> [DIRECTIVE] Repeat the records below exactly as they appear.

> [ITEMS]
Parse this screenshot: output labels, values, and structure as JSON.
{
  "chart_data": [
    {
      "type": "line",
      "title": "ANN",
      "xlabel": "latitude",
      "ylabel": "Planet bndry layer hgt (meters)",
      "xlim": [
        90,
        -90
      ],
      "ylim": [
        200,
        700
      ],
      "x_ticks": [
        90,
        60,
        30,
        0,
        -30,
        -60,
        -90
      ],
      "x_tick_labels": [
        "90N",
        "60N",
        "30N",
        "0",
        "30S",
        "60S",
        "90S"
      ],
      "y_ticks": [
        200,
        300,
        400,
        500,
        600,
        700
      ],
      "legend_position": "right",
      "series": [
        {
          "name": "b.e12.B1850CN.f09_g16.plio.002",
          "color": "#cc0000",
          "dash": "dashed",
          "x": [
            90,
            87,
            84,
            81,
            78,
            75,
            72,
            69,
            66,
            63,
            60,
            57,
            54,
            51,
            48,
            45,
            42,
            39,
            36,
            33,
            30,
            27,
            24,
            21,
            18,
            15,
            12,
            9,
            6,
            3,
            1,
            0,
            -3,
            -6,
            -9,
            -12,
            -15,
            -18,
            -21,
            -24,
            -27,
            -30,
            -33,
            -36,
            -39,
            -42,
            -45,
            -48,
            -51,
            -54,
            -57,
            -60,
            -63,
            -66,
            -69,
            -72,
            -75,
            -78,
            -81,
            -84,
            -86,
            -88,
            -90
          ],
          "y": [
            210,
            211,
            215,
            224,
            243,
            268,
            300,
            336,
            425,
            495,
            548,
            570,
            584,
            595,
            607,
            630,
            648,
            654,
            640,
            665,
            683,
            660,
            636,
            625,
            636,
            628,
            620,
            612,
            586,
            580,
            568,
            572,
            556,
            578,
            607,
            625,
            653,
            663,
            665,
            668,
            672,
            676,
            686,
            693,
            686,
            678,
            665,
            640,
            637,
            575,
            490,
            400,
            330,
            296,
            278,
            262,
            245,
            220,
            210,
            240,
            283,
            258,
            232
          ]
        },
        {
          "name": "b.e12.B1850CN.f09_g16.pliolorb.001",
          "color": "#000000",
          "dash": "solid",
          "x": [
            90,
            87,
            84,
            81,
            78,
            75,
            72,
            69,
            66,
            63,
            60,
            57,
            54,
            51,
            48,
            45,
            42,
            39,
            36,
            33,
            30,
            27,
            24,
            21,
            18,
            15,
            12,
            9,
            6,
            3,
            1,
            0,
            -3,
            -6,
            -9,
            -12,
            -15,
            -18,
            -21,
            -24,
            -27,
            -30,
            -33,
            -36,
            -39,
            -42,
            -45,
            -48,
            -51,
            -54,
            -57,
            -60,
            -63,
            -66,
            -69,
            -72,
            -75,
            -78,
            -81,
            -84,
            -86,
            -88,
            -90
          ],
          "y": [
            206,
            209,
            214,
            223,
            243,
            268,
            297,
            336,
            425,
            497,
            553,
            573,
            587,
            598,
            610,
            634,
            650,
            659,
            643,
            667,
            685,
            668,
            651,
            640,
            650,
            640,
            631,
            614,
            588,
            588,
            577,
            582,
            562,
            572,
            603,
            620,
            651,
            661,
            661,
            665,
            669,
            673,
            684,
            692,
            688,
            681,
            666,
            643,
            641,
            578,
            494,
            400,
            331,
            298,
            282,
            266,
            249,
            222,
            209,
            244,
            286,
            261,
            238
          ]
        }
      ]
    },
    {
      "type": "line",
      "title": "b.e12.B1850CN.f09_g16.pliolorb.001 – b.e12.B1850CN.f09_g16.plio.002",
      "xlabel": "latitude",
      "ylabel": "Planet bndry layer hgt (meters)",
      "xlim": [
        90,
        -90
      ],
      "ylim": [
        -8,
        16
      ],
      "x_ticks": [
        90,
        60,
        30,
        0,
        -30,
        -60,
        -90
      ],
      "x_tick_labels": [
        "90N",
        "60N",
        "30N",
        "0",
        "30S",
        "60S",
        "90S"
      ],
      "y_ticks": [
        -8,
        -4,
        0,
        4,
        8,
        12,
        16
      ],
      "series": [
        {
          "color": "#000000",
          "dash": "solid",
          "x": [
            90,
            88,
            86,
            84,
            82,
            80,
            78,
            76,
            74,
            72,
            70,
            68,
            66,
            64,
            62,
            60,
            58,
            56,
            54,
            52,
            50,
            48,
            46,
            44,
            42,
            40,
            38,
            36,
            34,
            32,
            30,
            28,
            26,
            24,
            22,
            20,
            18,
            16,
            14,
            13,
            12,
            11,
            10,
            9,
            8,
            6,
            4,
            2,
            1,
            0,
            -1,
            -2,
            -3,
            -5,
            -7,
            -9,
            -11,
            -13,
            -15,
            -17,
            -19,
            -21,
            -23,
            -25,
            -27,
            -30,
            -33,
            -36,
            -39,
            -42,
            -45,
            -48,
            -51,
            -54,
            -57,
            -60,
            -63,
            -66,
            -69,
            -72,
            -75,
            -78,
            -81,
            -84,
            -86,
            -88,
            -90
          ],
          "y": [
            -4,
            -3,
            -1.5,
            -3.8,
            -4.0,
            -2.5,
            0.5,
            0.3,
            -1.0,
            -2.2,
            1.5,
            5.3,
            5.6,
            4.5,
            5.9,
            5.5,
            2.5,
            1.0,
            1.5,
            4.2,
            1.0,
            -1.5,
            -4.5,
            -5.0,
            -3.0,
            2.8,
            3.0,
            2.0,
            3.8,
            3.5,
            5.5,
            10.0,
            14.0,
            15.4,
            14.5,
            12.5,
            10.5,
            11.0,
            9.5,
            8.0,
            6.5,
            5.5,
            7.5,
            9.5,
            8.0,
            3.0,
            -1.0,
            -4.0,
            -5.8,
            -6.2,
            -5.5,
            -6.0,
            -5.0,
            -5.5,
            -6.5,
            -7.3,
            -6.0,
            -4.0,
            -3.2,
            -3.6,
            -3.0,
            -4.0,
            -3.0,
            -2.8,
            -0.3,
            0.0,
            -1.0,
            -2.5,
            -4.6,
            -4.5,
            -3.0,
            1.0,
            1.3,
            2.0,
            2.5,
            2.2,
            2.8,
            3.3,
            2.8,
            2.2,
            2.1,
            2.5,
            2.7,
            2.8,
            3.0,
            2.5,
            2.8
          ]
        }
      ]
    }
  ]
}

> [EXERCISE RESPONSE]
Parse this screenshot: output labels, values, and structure as JSON.
{
  "chart_data": [
    {
      "type": "line",
      "title": "ANN",
      "xlabel": "latitude",
      "ylabel": "Planet bndry layer hgt (meters)",
      "xlim": [
        90,
        -90
      ],
      "ylim": [
        200,
        700
      ],
      "x_ticks": [
        90,
        60,
        30,
        0,
        -30,
        -60,
        -90
      ],
      "x_tick_labels": [
        "90N",
        "60N",
        "30N",
        "0",
        "30S",
        "60S",
        "90S"
      ],
      "y_ticks": [
        200,
        300,
        400,
        500,
        600,
        700
      ],
      "legend_position": "right",
      "series": [
        {
          "name": "b.e12.B1850CN.f09_g16.plio.002",
          "color": "#cc0000",
          "dash": "dashed",
          "x": [
            90,
            87,
            84,
            81,
            78,
            75,
            72,
            69,
            66,
            63,
            60,
            57,
            54,
            51,
            48,
            45,
            42,
            39,
            36,
            33,
            30,
            27,
            24,
            21,
            18,
            15,
            12,
            9,
            6,
            3,
            1,
            0,
            -3,
            -6,
            -9,
            -12,
            -15,
            -18,
            -21,
            -24,
            -27,
            -30,
            -33,
            -36,
            -39,
            -42,
            -45,
            -48,
            -51,
            -54,
            -57,
            -60,
            -63,
            -66,
            -69,
            -72,
            -75,
            -78,
            -81,
            -84,
            -86,
            -88,
            -90
          ],
          "y": [
            210,
            211,
            215,
            224,
            243,
            268,
            300,
            336,
            425,
            495,
            548,
            570,
            584,
            595,
            607,
            630,
            648,
            654,
            640,
            665,
            683,
            660,
            636,
            625,
            636,
            628,
            620,
            612,
            586,
            580,
            568,
            572,
            556,
            578,
            607,
            625,
            653,
            663,
            665,
            668,
            672,
            676,
            686,
            693,
            686,
            678,
            665,
            640,
            637,
            575,
            490,
            400,
            330,
            296,
            278,
            262,
            245,
            220,
            210,
            240,
            283,
            258,
            232
          ]
        },
        {
          "name": "b.e12.B1850CN.f09_g16.pliolorb.001",
          "color": "#000000",
          "dash": "solid",
          "x": [
            90,
            87,
            84,
            81,
            78,
            75,
            72,
            69,
            66,
            63,
            60,
            57,
            54,
            51,
            48,
            45,
            42,
            39,
            36,
            33,
            30,
            27,
            24,
            21,
            18,
            15,
            12,
            9,
            6,
            3,
            1,
            0,
            -3,
            -6,
            -9,
            -12,
            -15,
            -18,
            -21,
            -24,
            -27,
            -30,
            -33,
            -36,
            -39,
            -42,
            -45,
            -48,
            -51,
            -54,
            -57,
            -60,
            -63,
            -66,
            -69,
            -72,
            -75,
            -78,
            -81,
            -84,
            -86,
            -88,
            -90
          ],
          "y": [
            206,
            209,
            214,
            223,
            243,
            268,
            297,
            336,
            425,
            497,
            553,
            573,
            587,
            598,
            610,
            634,
            650,
            659,
            643,
            667,
            685,
            668,
            651,
            640,
            650,
            640,
            631,
            614,
            588,
            588,
            577,
            582,
            562,
            572,
            603,
            620,
            651,
            661,
            661,
            665,
            669,
            673,
            684,
            692,
            688,
            681,
            666,
            643,
            641,
            578,
            494,
            400,
            331,
            298,
            282,
            266,
            249,
            222,
            209,
            244,
            286,
            261,
            238
          ]
        }
      ]
    },
    {
      "type": "line",
      "title": "b.e12.B1850CN.f09_g16.pliolorb.001 – b.e12.B1850CN.f09_g16.plio.002",
      "xlabel": "latitude",
      "ylabel": "Planet bndry layer hgt (meters)",
      "xlim": [
        90,
        -90
      ],
      "ylim": [
        -8,
        16
      ],
      "x_ticks": [
        90,
        60,
        30,
        0,
        -30,
        -60,
        -90
      ],
      "x_tick_labels": [
        "90N",
        "60N",
        "30N",
        "0",
        "30S",
        "60S",
        "90S"
      ],
      "y_ticks": [
        -8,
        -4,
        0,
        4,
        8,
        12,
        16
      ],
      "series": [
        {
          "color": "#000000",
          "dash": "solid",
          "x": [
            90,
            88,
            86,
            84,
            82,
            80,
            78,
            76,
            74,
            72,
            70,
            68,
            66,
            64,
            62,
            60,
            58,
            56,
            54,
            52,
            50,
            48,
            46,
            44,
            42,
            40,
            38,
            36,
            34,
            32,
            30,
            28,
            26,
            24,
            22,
            20,
            18,
            16,
            14,
            13,
            12,
            11,
            10,
            9,
            8,
            6,
            4,
            2,
            1,
            0,
            -1,
            -2,
            -3,
            -5,
            -7,
            -9,
            -11,
            -13,
            -15,
            -17,
            -19,
            -21,
            -23,
            -25,
            -27,
            -30,
            -33,
            -36,
            -39,
            -42,
            -45,
            -48,
            -51,
            -54,
            -57,
            -60,
            -63,
            -66,
            -69,
            -72,
            -75,
            -78,
            -81,
            -84,
            -86,
            -88,
            -90
          ],
          "y": [
            -4,
            -3,
            -1.5,
            -3.8,
            -4.0,
            -2.5,
            0.5,
            0.3,
            -1.0,
            -2.2,
            1.5,
            5.3,
            5.6,
            4.5,
            5.9,
            5.5,
            2.5,
            1.0,
            1.5,
            4.2,
            1.0,
            -1.5,
            -4.5,
            -5.0,
            -3.0,
            2.8,
            3.0,
            2.0,
            3.8,
            3.5,
            5.5,
            10.0,
            14.0,
            15.4,
            14.5,
            12.5,
            10.5,
            11.0,
            9.5,
            8.0,
            6.5,
            5.5,
            7.5,
            9.5,
            8.0,
            3.0,
            -1.0,
            -4.0,
            -5.8,
            -6.2,
            -5.5,
            -6.0,
            -5.0,
            -5.5,
            -6.5,
            -7.3,
            -6.0,
            -4.0,
            -3.2,
            -3.6,
            -3.0,
            -4.0,
            -3.0,
            -2.8,
            -0.3,
            0.0,
            -1.0,
            -2.5,
            -4.6,
            -4.5,
            -3.0,
            1.0,
            1.3,
            2.0,
            2.5,
            2.2,
            2.8,
            3.3,
            2.8,
            2.2,
            2.1,
            2.5,
            2.7,
            2.8,
            3.0,
            2.5,
            2.8
          ]
        }
      ]
    }
  ]
}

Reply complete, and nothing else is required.